• [Dataset rows]:

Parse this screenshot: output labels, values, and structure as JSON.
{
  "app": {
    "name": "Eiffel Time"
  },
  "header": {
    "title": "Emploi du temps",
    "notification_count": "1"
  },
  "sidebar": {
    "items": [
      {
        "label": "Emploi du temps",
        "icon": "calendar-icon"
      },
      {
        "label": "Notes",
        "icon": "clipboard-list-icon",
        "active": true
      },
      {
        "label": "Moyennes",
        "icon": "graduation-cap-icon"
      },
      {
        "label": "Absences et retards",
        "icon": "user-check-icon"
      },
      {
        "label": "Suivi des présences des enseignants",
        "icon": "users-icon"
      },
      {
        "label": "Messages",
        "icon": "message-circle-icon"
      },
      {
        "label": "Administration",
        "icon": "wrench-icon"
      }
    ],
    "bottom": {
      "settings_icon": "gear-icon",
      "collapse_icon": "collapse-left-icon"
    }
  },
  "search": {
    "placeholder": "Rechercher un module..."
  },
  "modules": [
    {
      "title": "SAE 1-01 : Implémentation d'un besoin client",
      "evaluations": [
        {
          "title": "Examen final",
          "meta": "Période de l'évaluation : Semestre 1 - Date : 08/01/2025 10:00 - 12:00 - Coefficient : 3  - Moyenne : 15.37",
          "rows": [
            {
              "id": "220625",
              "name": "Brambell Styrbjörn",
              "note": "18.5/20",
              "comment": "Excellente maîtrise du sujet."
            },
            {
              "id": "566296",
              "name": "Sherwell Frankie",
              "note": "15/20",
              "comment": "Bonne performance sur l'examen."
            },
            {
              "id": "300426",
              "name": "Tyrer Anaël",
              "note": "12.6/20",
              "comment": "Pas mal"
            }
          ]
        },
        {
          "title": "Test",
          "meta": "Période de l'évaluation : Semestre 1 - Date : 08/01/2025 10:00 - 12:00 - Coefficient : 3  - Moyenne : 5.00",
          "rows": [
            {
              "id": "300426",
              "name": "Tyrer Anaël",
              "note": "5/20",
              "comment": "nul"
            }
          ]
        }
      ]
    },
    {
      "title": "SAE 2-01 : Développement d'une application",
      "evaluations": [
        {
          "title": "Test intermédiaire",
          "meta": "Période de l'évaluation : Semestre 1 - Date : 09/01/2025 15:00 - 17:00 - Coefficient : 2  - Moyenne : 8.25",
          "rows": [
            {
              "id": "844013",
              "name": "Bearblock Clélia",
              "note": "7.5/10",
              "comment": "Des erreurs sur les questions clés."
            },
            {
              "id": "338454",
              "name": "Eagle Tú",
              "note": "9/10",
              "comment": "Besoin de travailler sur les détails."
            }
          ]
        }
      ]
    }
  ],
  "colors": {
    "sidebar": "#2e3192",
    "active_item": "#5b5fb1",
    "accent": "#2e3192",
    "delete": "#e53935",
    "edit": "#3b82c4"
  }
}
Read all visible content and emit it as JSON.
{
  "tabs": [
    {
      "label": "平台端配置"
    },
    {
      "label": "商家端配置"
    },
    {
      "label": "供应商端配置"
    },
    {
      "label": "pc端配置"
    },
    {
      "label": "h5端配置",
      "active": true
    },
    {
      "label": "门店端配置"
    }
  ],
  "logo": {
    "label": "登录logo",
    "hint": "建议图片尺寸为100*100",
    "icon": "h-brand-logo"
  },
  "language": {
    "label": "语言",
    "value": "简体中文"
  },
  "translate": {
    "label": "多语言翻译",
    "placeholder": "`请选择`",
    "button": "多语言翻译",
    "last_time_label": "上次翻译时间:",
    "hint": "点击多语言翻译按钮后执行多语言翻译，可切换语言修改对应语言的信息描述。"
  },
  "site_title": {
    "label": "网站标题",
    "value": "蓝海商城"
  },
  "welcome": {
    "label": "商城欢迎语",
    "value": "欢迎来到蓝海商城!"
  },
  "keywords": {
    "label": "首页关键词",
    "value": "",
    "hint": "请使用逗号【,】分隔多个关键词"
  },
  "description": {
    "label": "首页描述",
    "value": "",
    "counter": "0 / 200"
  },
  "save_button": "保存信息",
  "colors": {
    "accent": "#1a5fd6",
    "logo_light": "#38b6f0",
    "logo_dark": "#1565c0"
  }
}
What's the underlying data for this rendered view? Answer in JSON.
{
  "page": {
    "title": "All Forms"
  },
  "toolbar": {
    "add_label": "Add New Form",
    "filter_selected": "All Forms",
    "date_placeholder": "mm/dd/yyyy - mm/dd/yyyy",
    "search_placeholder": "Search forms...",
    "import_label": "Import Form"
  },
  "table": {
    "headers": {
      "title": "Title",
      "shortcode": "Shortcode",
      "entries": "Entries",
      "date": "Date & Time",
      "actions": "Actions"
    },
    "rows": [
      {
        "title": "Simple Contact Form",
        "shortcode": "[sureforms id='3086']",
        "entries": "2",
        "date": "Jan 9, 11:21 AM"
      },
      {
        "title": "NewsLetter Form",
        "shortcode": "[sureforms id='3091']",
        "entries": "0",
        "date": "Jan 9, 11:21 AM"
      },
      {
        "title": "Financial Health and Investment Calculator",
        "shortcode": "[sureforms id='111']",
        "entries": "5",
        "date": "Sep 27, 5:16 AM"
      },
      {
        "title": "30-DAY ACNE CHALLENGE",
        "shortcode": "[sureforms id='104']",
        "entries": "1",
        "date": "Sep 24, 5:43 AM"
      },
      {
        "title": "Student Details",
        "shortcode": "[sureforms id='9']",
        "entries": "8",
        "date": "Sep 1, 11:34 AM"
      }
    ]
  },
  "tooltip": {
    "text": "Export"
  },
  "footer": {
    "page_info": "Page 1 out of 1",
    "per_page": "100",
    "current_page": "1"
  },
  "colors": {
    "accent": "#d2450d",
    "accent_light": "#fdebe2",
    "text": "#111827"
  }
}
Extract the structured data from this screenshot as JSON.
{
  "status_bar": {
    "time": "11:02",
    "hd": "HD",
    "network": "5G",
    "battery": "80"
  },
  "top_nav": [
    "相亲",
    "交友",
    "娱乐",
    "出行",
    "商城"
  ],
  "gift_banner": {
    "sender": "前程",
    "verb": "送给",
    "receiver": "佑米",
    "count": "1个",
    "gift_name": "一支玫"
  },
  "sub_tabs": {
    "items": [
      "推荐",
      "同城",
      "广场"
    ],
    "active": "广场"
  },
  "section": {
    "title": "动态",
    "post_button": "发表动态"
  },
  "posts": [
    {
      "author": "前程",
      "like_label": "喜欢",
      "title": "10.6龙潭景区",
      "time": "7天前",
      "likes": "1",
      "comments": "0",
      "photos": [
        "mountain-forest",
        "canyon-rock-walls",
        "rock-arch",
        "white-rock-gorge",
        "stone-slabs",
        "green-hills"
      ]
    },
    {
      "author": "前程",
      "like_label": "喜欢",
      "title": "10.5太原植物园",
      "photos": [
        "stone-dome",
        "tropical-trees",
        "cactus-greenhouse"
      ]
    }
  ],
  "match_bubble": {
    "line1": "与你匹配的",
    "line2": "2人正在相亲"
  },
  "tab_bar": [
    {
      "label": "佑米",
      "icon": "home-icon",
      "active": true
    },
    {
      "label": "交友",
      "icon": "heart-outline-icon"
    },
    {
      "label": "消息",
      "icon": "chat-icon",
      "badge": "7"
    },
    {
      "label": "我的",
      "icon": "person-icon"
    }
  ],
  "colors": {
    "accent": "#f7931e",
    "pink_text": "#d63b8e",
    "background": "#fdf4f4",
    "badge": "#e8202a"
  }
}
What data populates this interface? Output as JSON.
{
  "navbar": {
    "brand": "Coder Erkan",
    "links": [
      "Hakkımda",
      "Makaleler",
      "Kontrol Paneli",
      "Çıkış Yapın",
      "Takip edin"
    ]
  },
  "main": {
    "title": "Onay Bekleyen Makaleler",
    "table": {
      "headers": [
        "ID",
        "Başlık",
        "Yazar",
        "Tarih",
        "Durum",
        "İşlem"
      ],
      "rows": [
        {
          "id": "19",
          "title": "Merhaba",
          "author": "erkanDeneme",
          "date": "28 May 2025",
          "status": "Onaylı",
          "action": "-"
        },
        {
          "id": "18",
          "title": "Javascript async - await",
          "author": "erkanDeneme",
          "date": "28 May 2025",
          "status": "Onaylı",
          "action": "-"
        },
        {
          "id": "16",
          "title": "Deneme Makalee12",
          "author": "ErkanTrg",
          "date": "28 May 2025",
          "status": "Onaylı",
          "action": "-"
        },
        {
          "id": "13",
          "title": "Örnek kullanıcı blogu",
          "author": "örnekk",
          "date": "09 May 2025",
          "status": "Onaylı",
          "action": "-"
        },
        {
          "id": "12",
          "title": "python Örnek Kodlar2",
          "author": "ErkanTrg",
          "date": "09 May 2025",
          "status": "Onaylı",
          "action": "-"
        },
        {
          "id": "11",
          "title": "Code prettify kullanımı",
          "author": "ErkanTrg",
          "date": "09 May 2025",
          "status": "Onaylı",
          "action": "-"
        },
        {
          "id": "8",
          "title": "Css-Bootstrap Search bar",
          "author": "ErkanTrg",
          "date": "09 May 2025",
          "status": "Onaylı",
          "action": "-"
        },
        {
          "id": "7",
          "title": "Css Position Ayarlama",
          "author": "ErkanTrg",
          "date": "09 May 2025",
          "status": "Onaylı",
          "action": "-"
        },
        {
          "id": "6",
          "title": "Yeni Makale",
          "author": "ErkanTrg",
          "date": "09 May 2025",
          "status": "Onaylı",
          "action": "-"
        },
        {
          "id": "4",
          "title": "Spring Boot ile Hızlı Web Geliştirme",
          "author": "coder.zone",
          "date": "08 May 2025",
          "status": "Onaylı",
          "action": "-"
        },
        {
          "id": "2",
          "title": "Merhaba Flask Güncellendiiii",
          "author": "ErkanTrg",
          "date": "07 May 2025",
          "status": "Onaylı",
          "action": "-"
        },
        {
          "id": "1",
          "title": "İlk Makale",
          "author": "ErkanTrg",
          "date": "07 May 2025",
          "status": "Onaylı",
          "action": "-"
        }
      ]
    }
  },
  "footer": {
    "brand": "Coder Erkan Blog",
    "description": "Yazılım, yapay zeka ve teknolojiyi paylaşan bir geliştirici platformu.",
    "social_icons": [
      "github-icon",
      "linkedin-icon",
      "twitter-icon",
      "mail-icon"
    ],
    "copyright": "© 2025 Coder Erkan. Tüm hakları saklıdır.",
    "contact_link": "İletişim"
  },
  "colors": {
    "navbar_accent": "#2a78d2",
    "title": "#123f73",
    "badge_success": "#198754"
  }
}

• [Task description]: Check the records above line by line and tally those holding the string "Emploi". Answer with the number only.

• [Solution to this exercise]: 2